(Dataset items)
## begin

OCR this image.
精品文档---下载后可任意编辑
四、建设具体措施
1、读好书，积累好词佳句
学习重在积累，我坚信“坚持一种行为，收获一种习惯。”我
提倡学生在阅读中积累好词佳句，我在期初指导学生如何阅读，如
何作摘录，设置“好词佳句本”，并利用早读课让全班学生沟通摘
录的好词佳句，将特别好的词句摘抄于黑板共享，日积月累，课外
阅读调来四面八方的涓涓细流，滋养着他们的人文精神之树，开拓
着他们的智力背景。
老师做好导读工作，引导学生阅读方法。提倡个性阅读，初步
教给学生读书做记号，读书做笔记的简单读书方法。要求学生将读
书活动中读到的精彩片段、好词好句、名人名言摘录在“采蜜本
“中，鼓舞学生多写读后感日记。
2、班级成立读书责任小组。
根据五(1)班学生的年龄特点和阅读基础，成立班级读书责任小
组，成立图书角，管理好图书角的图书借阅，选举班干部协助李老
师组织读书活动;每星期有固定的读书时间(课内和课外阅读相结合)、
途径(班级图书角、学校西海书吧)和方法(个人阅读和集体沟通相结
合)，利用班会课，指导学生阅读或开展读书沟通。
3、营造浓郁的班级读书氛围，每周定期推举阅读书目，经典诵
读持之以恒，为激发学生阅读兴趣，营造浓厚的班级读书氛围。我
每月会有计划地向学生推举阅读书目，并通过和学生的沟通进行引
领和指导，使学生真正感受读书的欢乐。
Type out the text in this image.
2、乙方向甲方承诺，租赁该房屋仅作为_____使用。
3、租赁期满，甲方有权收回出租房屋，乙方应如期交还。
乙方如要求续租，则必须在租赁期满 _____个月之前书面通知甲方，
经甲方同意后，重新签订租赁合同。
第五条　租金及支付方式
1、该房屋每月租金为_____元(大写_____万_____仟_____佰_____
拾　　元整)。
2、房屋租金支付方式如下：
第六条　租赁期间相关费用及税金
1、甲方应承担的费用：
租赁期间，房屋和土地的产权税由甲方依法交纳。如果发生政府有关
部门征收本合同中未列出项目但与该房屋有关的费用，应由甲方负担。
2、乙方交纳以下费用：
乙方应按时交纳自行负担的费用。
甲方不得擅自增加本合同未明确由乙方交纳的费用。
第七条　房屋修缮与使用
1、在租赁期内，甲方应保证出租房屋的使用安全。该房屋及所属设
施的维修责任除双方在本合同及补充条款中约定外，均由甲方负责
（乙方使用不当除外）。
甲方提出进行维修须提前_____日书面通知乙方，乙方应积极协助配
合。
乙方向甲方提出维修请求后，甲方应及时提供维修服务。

## end

**WHAT YOU ARE ASKED TO DO**
Repeat exactly the lines starting at the line with "Type out the text in this image." and ending with the final line of the entries. Include nothing else.

**PROBLEM SOLUTION**
Type out the text in this image.
2、乙方向甲方承诺，租赁该房屋仅作为_____使用。
3、租赁期满，甲方有权收回出租房屋，乙方应如期交还。
乙方如要求续租，则必须在租赁期满 _____个月之前书面通知甲方，
经甲方同意后，重新签订租赁合同。
第五条　租金及支付方式
1、该房屋每月租金为_____元(大写_____万_____仟_____佰_____
拾　　元整)。
2、房屋租金支付方式如下：
第六条　租赁期间相关费用及税金
1、甲方应承担的费用：
租赁期间，房屋和土地的产权税由甲方依法交纳。如果发生政府有关
部门征收本合同中未列出项目但与该房屋有关的费用，应由甲方负担。
2、乙方交纳以下费用：
乙方应按时交纳自行负担的费用。
甲方不得擅自增加本合同未明确由乙方交纳的费用。
第七条　房屋修缮与使用
1、在租赁期内，甲方应保证出租房屋的使用安全。该房屋及所属设
施的维修责任除双方在本合同及补充条款中约定外，均由甲方负责
（乙方使用不当除外）。
甲方提出进行维修须提前_____日书面通知乙方，乙方应积极协助配
合。
乙方向甲方提出维修请求后，甲方应及时提供维修服务。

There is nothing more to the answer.